■ Goal ■
Look for the string "milliseconds" and copy every line that has it.

■ Records to use ■
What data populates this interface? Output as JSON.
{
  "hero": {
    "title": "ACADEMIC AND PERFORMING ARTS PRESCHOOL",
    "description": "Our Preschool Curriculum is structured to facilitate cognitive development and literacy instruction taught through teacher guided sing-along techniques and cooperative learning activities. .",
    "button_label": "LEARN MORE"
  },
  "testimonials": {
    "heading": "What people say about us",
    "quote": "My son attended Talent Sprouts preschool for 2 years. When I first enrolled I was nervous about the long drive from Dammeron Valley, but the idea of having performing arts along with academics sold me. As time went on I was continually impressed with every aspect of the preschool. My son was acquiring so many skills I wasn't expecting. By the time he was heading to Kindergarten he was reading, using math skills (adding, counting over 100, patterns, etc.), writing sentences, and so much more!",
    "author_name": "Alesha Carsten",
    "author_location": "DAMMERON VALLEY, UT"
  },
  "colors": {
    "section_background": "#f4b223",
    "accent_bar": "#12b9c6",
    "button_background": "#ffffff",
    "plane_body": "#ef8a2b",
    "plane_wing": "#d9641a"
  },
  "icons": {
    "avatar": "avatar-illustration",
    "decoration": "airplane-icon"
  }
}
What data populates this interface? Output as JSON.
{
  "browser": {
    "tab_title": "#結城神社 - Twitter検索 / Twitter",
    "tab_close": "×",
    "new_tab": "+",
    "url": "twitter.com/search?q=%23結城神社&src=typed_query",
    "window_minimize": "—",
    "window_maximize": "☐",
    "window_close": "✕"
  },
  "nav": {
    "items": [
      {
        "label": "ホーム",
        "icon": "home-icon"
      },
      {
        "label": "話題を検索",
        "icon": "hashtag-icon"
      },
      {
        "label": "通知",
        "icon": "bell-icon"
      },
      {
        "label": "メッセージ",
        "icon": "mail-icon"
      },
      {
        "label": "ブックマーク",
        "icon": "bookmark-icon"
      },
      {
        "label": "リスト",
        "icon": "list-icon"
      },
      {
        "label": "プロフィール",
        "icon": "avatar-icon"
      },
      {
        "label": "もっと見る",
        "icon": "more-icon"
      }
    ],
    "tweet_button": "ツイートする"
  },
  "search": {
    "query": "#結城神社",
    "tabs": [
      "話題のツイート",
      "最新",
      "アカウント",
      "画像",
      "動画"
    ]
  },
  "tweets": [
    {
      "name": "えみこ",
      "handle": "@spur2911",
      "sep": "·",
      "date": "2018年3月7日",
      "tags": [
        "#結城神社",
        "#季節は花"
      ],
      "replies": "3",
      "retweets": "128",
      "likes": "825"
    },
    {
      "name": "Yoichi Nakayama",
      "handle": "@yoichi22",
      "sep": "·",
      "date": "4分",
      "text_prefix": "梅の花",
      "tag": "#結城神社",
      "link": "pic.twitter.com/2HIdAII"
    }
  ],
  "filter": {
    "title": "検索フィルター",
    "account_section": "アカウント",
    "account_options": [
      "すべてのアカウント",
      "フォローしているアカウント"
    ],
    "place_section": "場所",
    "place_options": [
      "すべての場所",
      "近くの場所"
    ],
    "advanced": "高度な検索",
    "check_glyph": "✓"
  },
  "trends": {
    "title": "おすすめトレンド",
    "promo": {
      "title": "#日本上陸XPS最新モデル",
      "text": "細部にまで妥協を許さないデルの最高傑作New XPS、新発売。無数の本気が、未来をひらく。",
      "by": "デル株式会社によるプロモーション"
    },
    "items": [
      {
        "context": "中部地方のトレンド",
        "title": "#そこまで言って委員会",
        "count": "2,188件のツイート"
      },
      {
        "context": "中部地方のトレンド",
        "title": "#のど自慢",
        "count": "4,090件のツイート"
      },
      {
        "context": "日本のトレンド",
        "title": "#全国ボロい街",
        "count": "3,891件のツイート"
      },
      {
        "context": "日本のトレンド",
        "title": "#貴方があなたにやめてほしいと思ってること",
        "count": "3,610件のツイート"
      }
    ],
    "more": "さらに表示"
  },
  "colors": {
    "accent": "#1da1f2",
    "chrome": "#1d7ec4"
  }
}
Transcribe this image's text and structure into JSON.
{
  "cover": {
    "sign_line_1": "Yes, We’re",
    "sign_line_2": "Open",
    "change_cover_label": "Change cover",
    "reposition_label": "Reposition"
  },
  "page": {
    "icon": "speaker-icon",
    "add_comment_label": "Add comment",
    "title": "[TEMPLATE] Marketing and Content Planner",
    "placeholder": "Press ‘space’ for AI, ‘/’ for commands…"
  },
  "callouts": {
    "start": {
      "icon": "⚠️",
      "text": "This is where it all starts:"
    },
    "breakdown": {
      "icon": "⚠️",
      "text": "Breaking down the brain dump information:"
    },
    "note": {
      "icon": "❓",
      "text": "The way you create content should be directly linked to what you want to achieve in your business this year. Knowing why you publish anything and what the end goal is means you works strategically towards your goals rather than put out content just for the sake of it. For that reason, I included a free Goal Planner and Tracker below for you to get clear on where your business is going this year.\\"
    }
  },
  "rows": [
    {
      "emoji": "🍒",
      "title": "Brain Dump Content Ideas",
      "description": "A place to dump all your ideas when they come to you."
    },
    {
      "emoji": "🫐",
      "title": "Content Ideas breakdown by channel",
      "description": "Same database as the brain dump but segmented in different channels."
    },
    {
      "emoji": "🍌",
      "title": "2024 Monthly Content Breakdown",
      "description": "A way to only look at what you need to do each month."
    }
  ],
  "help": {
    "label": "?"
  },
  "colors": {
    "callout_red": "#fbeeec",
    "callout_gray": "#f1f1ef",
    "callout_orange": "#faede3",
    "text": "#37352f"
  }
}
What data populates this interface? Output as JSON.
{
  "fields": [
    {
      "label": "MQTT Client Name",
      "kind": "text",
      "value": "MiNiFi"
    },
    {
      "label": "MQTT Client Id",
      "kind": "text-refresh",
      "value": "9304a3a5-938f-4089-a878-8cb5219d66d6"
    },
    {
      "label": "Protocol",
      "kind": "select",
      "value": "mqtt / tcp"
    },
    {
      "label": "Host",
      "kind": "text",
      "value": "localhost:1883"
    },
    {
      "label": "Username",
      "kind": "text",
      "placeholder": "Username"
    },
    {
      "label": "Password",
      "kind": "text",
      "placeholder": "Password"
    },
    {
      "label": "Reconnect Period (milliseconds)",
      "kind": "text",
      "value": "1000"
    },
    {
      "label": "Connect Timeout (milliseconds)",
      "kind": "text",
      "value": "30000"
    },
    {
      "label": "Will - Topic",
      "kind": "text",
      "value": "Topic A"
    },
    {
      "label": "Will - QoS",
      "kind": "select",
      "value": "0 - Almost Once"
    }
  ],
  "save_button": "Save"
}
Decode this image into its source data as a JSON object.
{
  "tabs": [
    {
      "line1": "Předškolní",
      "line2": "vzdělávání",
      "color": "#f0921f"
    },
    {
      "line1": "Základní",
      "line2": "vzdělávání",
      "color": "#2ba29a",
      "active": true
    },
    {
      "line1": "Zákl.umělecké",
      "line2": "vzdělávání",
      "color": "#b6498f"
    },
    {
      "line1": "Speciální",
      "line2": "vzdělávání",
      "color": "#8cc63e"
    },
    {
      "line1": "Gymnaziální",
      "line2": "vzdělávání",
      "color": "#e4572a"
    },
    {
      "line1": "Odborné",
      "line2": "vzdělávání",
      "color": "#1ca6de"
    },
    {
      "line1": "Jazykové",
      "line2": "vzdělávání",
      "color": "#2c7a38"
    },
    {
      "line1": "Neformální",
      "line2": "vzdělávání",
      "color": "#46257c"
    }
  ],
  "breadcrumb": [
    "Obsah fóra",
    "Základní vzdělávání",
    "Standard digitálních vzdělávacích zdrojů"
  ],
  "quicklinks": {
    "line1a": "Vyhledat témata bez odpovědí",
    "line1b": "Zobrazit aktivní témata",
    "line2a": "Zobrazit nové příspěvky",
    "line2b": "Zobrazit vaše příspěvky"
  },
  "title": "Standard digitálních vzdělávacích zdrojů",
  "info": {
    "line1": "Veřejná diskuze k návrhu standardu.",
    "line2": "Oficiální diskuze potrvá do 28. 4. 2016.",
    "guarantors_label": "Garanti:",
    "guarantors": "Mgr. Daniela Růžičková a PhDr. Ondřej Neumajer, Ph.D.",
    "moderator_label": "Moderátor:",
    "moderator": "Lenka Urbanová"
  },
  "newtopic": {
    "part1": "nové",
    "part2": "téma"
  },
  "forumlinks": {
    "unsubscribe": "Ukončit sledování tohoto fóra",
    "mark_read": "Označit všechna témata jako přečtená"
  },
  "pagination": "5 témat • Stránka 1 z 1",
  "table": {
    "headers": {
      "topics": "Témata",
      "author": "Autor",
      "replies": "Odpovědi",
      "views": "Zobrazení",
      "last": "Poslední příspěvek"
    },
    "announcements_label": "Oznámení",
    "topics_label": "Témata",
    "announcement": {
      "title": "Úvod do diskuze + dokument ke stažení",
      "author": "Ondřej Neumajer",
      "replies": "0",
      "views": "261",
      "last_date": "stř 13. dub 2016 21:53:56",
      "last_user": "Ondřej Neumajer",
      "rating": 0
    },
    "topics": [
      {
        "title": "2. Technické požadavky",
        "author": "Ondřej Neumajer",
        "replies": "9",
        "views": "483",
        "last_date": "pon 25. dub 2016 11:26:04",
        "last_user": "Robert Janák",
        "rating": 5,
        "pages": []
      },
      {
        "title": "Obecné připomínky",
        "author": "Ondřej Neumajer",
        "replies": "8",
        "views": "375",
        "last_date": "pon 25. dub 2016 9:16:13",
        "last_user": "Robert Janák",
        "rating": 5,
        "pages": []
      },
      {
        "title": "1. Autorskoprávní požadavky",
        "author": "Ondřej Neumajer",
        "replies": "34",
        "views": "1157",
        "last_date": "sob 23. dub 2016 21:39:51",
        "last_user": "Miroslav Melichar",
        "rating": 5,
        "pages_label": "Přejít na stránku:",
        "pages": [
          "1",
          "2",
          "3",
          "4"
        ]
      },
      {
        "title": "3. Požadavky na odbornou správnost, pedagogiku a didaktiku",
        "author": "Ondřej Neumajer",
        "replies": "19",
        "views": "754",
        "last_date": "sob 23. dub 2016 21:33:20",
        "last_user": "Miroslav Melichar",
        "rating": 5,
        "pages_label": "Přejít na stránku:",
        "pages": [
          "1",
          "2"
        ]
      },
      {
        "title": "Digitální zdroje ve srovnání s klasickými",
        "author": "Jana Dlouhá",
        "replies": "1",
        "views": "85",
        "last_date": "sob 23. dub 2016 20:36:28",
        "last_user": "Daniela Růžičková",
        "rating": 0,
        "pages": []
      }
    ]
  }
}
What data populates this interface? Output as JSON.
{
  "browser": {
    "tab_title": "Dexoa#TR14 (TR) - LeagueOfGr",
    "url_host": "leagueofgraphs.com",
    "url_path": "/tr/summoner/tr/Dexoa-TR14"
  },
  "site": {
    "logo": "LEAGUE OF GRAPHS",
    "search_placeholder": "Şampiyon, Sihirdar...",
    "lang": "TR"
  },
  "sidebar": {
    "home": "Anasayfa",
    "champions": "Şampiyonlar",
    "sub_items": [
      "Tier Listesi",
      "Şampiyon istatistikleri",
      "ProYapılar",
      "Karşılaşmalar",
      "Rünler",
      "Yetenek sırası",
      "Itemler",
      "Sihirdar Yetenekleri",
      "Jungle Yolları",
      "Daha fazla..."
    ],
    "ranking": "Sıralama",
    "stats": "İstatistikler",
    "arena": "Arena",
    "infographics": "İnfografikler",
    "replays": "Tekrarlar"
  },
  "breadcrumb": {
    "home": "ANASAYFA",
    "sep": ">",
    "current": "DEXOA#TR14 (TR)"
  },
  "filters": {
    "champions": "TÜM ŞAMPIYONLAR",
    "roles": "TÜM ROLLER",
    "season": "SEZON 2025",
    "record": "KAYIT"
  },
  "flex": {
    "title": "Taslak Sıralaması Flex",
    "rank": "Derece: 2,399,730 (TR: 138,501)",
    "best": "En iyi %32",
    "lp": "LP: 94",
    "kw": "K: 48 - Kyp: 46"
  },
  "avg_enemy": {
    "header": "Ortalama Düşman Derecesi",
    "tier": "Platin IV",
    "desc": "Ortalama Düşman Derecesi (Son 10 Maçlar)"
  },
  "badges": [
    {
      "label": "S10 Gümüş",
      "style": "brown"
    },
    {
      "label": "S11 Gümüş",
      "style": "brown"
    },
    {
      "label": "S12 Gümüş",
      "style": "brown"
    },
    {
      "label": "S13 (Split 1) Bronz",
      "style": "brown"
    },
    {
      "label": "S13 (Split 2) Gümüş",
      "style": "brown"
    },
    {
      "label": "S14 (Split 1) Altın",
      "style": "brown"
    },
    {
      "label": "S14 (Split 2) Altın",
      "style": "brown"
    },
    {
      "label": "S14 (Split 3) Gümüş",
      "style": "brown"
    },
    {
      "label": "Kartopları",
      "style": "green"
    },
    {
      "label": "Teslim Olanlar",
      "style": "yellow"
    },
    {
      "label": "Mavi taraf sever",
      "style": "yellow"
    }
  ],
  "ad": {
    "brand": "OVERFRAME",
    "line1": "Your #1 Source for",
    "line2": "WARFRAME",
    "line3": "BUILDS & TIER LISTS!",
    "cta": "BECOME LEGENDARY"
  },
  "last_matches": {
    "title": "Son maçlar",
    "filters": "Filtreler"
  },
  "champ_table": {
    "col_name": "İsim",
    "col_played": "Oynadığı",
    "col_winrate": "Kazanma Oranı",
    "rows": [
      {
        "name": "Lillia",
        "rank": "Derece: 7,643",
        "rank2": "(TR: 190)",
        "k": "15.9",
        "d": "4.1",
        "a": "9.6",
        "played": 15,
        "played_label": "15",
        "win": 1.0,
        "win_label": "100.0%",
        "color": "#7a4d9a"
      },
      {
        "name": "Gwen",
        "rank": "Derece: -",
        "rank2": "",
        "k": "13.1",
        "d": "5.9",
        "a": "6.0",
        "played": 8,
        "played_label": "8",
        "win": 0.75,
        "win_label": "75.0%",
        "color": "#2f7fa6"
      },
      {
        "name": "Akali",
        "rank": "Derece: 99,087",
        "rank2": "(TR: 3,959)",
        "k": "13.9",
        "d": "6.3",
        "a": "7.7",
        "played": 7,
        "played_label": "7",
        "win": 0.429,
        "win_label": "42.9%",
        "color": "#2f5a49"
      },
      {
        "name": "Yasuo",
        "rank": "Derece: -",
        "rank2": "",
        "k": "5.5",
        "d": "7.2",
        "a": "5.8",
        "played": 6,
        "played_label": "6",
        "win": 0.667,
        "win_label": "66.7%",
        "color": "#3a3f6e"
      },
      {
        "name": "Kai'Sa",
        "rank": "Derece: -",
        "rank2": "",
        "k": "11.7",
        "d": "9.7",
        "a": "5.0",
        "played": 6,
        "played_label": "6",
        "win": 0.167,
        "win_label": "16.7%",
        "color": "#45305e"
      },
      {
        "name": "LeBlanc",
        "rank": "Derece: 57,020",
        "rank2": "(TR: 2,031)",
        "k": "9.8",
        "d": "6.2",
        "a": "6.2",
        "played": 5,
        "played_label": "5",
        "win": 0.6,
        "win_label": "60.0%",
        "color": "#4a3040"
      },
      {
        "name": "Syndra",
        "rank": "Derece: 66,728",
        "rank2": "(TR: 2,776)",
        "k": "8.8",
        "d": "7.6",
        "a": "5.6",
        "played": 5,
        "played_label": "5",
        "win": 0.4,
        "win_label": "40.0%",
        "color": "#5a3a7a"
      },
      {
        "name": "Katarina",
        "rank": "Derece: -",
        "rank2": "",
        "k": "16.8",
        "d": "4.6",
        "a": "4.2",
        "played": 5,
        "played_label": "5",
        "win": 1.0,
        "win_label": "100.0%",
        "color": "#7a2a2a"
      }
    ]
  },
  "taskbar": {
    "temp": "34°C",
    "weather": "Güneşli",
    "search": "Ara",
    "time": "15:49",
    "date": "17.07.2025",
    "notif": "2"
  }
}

■ Written response ■
      "label": "Reconnect Period (milliseconds)",
      "label": "Connect Timeout (milliseconds)",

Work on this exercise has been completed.